— START OF Data for processing —

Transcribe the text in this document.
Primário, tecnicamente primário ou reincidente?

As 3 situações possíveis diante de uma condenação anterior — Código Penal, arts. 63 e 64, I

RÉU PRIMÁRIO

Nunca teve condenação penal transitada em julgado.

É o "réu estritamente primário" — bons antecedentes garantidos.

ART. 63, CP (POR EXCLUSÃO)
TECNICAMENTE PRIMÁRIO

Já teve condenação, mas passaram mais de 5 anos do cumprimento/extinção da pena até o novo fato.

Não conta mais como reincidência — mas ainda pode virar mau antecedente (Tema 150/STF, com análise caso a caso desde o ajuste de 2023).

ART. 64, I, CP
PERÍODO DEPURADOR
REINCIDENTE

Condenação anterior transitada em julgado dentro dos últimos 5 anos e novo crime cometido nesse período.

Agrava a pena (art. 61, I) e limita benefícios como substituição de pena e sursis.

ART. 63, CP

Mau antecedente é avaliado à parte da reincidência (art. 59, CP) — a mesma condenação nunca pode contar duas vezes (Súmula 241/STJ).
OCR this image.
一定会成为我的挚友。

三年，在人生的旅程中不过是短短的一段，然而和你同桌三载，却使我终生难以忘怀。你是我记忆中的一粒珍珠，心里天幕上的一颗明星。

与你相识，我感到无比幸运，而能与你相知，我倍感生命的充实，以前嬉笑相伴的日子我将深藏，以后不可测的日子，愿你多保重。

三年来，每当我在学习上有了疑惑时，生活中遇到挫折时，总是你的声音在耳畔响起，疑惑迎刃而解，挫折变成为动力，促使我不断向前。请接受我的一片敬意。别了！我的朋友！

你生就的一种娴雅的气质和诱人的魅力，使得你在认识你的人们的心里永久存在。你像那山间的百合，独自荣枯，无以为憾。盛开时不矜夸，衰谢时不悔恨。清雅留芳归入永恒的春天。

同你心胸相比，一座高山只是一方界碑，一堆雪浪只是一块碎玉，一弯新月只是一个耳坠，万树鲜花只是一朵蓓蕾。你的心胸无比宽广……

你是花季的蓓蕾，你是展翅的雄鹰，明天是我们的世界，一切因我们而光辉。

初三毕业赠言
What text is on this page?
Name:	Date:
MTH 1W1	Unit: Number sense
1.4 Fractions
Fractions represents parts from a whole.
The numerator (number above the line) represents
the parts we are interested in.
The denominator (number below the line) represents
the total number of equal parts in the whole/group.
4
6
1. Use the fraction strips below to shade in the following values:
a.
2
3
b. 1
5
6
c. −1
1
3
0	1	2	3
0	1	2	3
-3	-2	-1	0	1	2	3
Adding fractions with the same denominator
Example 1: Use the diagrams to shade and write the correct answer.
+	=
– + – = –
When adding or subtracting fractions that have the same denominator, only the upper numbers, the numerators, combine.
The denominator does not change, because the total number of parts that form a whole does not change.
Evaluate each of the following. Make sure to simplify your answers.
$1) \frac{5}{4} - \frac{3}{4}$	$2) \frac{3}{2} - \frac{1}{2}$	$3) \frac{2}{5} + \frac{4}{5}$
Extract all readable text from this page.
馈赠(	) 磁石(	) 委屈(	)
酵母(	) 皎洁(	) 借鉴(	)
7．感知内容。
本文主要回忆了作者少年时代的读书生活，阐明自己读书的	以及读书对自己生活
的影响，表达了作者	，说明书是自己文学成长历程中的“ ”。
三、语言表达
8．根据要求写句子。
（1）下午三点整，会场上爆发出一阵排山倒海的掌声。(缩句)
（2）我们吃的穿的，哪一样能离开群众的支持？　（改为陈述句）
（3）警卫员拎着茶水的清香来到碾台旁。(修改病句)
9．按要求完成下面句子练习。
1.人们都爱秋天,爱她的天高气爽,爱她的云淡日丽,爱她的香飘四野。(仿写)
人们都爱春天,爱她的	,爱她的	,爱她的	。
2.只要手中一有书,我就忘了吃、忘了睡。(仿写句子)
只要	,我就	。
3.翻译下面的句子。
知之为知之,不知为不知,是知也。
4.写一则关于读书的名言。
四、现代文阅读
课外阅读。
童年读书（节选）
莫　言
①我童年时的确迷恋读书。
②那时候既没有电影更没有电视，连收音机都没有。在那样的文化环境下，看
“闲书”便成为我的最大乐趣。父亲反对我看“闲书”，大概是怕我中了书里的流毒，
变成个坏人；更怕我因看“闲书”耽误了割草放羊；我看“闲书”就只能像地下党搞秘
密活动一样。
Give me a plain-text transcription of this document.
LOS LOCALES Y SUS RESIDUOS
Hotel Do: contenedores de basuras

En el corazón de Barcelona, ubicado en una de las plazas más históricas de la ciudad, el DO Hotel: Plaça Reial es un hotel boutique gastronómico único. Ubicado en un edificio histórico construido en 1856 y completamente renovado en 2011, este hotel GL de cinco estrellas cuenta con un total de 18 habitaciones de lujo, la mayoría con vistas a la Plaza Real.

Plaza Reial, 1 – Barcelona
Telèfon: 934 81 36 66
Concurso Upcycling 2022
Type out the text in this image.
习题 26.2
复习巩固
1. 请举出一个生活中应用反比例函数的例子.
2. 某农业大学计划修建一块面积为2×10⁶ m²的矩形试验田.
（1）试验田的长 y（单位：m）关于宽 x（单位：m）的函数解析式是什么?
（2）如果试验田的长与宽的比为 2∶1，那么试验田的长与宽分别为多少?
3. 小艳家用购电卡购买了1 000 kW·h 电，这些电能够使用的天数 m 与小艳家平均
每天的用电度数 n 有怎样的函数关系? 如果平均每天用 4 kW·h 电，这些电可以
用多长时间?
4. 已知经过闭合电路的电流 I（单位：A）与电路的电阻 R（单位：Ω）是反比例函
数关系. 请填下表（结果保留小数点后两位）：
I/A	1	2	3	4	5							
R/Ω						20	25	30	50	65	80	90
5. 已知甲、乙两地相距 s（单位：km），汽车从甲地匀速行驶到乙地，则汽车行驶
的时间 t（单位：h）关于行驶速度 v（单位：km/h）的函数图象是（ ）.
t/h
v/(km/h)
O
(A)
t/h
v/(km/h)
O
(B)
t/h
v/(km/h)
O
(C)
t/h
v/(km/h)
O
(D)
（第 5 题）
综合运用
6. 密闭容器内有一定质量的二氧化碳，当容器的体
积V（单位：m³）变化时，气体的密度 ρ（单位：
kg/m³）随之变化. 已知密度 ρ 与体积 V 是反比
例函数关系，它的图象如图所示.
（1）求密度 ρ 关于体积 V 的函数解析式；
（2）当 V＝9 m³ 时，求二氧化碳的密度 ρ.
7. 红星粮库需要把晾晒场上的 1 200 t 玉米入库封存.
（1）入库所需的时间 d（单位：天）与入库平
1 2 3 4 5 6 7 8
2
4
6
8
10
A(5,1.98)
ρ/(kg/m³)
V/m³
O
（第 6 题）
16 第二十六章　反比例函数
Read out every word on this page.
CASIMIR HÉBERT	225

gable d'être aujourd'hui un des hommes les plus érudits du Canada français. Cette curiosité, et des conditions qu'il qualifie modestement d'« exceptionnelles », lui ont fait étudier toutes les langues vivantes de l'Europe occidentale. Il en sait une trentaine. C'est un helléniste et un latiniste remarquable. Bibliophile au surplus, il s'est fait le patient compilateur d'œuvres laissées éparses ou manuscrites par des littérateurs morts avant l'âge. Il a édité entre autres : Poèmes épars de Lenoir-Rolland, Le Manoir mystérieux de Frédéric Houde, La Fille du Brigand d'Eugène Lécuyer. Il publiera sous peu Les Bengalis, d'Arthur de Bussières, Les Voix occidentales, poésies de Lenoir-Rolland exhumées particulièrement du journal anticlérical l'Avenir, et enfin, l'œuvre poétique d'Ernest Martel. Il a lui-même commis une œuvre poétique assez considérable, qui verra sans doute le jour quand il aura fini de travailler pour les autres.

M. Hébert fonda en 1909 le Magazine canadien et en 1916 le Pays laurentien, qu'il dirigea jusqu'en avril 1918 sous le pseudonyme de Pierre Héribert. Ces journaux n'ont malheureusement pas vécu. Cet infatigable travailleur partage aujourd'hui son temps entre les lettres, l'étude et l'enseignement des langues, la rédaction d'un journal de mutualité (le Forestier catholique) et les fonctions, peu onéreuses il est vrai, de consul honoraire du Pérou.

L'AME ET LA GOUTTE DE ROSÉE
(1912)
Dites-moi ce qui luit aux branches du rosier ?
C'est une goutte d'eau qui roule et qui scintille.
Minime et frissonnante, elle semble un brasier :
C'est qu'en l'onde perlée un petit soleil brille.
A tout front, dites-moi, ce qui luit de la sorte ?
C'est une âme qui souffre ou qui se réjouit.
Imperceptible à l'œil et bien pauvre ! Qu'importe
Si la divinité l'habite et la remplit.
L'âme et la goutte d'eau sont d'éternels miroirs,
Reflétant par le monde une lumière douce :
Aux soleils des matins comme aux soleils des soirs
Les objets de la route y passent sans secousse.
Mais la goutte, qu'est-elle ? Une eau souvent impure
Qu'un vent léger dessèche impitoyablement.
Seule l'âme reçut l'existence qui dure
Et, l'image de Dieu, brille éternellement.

— END OF Data for processing —

Copy each line holding the word "luit" from the listing above.

The output:
Dites-moi ce qui luit aux branches du rosier ?
A tout front, dites-moi, ce qui luit de la sorte ?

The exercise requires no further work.